Instruction: "label" appears in how many lines of the entries? State only the number.

──────────

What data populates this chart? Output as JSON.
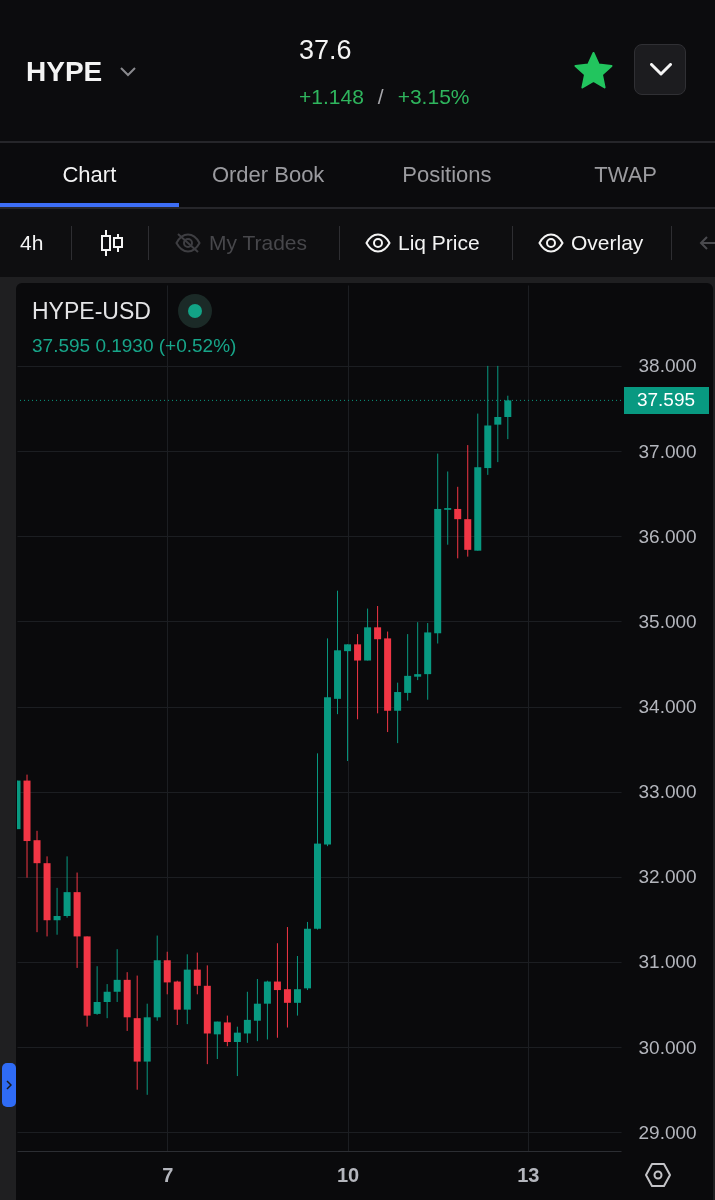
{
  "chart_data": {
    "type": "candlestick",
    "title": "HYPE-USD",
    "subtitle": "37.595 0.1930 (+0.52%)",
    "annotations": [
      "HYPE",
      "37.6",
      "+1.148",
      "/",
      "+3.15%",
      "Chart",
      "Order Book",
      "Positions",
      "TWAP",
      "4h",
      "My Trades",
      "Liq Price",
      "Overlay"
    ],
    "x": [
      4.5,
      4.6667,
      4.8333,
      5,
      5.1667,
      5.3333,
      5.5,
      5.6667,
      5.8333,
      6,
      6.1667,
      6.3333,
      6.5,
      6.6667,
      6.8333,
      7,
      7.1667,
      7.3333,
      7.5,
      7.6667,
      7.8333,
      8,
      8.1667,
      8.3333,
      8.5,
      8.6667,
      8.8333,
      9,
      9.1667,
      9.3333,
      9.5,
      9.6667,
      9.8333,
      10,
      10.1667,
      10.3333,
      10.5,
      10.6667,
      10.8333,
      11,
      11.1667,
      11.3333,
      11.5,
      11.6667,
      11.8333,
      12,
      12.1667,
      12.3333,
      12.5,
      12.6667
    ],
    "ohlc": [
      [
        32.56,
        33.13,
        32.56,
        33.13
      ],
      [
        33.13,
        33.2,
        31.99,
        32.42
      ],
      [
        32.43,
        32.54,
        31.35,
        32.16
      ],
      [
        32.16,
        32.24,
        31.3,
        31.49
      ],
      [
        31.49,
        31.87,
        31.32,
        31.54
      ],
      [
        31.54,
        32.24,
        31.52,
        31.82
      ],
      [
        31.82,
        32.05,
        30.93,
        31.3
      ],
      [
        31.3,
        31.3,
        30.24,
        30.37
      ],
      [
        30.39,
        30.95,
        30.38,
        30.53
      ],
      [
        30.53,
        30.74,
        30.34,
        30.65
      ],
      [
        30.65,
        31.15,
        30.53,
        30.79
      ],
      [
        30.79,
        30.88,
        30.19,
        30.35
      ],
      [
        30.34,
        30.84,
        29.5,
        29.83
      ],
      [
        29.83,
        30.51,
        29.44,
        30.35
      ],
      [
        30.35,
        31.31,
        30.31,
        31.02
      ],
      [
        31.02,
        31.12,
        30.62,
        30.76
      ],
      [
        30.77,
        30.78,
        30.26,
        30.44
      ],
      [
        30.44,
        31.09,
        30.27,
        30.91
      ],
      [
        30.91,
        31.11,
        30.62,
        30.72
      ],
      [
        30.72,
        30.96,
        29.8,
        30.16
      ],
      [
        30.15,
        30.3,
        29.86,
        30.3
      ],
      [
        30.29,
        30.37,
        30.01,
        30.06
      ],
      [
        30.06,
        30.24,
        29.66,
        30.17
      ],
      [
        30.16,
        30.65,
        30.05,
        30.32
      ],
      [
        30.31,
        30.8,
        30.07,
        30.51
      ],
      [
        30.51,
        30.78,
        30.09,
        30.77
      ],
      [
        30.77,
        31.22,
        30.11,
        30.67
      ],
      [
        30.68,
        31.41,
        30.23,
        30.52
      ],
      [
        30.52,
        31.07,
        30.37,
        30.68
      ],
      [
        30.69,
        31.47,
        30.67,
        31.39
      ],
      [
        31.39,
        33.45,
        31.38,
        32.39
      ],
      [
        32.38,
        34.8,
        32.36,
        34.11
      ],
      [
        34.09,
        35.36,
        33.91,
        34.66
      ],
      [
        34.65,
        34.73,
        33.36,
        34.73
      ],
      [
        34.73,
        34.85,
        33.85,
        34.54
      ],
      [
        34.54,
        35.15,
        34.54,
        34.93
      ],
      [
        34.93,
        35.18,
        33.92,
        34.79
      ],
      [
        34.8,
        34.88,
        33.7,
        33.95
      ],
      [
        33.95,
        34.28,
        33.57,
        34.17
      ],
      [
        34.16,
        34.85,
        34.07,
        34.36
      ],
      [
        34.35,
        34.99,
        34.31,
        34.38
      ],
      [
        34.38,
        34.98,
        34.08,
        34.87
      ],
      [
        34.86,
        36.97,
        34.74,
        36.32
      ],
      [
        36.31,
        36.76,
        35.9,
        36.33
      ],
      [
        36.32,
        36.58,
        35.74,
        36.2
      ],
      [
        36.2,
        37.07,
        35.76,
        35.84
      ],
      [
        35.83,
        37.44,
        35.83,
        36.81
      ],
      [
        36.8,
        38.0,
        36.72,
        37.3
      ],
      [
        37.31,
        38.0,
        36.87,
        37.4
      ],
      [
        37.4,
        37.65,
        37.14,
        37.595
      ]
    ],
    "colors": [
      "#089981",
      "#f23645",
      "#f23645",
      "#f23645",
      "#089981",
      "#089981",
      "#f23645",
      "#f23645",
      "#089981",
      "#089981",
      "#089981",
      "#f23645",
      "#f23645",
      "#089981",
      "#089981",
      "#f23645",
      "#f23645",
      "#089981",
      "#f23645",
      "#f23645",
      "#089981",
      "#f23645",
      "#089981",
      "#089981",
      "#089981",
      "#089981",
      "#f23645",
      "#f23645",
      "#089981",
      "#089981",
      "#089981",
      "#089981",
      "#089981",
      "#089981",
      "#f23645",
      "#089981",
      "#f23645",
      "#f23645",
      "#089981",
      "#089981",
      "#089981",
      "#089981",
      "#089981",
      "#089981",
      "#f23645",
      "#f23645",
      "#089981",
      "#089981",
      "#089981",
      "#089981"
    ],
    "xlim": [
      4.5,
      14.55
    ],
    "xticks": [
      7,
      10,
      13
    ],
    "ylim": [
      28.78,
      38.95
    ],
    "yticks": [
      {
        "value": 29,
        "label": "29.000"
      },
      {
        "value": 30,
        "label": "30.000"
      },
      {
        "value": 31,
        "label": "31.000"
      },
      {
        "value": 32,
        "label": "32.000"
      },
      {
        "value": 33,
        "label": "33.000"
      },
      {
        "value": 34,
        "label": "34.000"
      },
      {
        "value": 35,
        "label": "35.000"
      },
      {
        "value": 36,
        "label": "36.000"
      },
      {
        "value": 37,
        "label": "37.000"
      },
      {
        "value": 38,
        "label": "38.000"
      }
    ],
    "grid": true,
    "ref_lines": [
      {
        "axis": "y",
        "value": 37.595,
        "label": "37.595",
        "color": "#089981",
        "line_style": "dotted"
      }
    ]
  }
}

──────────

Worked solution: 11